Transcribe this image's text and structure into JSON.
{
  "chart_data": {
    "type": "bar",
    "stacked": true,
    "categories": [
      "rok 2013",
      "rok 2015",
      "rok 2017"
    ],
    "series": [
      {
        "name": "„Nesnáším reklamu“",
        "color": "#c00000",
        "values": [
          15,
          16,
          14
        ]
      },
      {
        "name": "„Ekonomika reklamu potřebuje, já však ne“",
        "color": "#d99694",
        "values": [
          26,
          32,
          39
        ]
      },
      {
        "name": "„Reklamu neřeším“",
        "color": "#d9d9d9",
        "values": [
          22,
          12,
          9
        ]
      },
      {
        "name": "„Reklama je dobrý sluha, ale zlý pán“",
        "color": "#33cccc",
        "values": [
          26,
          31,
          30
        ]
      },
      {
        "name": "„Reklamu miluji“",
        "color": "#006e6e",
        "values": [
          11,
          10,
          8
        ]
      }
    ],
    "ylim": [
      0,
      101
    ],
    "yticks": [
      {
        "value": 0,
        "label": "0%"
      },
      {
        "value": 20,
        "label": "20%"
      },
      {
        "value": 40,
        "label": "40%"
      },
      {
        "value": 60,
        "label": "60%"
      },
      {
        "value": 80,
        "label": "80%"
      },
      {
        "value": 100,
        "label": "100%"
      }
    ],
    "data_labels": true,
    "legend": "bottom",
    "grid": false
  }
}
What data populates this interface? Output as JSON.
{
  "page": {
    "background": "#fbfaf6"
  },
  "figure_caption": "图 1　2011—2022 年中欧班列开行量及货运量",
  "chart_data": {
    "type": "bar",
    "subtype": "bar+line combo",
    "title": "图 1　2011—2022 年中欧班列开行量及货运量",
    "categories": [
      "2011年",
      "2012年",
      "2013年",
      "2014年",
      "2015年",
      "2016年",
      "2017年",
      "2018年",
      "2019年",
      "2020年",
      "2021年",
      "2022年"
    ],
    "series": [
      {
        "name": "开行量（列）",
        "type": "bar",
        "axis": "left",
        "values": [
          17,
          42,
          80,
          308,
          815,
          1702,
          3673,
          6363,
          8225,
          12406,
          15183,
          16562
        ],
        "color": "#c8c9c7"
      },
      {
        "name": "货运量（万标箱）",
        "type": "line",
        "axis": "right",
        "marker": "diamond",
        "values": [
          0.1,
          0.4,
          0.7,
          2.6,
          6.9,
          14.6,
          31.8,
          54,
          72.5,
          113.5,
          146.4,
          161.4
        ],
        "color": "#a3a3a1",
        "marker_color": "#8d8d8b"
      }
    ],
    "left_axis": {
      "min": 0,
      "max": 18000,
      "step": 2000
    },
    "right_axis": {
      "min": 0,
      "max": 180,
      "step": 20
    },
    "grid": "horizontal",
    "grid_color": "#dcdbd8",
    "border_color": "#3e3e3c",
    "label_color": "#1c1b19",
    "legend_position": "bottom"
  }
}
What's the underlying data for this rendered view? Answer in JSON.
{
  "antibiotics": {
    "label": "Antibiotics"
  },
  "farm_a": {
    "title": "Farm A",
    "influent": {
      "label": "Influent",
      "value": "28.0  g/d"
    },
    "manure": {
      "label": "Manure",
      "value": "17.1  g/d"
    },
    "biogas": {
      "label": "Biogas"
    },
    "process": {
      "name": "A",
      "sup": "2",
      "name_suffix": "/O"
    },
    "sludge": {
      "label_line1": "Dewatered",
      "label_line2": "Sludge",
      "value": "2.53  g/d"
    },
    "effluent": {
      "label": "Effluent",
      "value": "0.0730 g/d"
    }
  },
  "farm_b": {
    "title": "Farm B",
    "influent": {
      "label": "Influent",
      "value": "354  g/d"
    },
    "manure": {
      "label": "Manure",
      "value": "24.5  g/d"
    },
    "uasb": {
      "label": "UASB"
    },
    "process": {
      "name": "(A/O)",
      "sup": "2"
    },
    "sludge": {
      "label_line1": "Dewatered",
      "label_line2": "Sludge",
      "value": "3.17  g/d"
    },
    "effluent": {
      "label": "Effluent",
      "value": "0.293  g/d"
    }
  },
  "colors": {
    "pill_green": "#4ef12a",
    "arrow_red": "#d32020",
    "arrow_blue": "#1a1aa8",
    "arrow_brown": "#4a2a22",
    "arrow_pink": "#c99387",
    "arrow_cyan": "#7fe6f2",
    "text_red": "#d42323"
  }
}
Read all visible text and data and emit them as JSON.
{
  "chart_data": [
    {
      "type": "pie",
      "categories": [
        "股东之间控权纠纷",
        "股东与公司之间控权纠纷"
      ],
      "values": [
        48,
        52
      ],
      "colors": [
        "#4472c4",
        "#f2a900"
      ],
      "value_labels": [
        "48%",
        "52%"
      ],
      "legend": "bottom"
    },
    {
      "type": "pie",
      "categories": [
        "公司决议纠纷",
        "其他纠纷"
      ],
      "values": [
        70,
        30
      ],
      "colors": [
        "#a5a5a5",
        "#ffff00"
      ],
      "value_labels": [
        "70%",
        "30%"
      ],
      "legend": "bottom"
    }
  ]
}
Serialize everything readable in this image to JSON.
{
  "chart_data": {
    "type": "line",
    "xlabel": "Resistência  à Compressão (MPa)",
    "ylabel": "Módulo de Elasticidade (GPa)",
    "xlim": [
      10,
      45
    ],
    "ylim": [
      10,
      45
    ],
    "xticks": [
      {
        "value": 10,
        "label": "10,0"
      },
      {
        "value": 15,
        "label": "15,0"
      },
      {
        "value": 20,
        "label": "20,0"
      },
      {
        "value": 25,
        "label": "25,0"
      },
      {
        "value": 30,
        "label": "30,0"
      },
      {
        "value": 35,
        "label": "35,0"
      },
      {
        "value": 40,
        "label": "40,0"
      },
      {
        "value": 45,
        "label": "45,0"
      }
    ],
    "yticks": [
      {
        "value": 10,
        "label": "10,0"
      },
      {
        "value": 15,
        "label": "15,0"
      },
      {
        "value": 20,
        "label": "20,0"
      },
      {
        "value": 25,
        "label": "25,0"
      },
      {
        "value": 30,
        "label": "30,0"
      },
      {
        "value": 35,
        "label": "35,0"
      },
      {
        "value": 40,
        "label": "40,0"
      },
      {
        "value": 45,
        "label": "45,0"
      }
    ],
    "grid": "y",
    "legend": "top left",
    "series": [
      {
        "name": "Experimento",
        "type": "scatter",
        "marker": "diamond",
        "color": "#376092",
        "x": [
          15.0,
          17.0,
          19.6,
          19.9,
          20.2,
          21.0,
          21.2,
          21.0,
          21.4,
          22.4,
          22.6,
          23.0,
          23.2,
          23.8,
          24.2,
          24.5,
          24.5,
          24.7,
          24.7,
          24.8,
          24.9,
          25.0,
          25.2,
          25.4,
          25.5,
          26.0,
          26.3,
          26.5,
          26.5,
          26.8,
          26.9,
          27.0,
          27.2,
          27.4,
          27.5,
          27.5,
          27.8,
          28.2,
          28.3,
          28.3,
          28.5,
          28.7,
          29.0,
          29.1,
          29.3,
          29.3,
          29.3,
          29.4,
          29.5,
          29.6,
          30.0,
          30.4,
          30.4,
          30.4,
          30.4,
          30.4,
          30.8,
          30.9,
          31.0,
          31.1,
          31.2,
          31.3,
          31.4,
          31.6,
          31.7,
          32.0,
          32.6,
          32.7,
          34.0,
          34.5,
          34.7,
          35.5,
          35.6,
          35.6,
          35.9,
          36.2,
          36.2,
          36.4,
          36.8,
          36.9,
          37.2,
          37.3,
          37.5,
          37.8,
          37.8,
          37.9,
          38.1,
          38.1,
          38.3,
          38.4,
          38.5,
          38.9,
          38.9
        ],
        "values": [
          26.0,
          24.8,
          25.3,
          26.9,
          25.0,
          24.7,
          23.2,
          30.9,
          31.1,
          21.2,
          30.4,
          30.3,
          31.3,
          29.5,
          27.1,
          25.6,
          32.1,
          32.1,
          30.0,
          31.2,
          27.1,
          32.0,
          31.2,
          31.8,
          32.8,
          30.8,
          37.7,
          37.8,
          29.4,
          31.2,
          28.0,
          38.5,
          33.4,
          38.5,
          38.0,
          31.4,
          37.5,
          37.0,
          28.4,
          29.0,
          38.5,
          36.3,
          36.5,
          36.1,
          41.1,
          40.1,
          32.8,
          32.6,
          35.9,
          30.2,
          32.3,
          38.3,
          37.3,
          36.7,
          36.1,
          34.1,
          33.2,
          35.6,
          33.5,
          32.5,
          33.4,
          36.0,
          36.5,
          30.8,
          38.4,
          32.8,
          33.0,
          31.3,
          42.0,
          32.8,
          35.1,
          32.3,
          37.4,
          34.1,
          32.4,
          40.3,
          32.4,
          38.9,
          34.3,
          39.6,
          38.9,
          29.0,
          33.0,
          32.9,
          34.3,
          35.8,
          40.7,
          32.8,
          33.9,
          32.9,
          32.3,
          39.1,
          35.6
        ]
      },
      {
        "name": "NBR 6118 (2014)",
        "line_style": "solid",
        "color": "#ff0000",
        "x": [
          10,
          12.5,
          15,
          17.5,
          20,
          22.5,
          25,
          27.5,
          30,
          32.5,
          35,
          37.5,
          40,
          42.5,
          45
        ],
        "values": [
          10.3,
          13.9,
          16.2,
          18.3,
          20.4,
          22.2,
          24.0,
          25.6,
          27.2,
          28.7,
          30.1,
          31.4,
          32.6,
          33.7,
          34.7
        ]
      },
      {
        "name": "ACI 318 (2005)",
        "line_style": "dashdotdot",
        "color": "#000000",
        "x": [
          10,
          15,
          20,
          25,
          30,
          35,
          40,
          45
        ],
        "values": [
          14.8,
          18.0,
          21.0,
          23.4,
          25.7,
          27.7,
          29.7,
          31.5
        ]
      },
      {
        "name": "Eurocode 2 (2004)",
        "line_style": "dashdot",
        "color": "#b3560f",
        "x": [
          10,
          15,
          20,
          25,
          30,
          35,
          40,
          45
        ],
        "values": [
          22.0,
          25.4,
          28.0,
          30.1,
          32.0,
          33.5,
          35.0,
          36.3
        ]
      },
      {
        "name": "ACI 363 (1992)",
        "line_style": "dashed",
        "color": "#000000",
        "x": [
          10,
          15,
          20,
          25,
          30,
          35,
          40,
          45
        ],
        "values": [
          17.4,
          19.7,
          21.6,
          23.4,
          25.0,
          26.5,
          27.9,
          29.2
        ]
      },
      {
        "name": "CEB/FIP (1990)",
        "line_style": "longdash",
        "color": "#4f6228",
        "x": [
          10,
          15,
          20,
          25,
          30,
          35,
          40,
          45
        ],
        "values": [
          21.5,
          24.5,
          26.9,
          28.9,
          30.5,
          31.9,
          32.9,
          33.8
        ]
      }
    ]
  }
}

**Description of the task**
Working from the entries above, return all lines that contain "What".

**Written solution**
What data populates this interface? Output as JSON.
What's the underlying data for this rendered view? Answer in JSON.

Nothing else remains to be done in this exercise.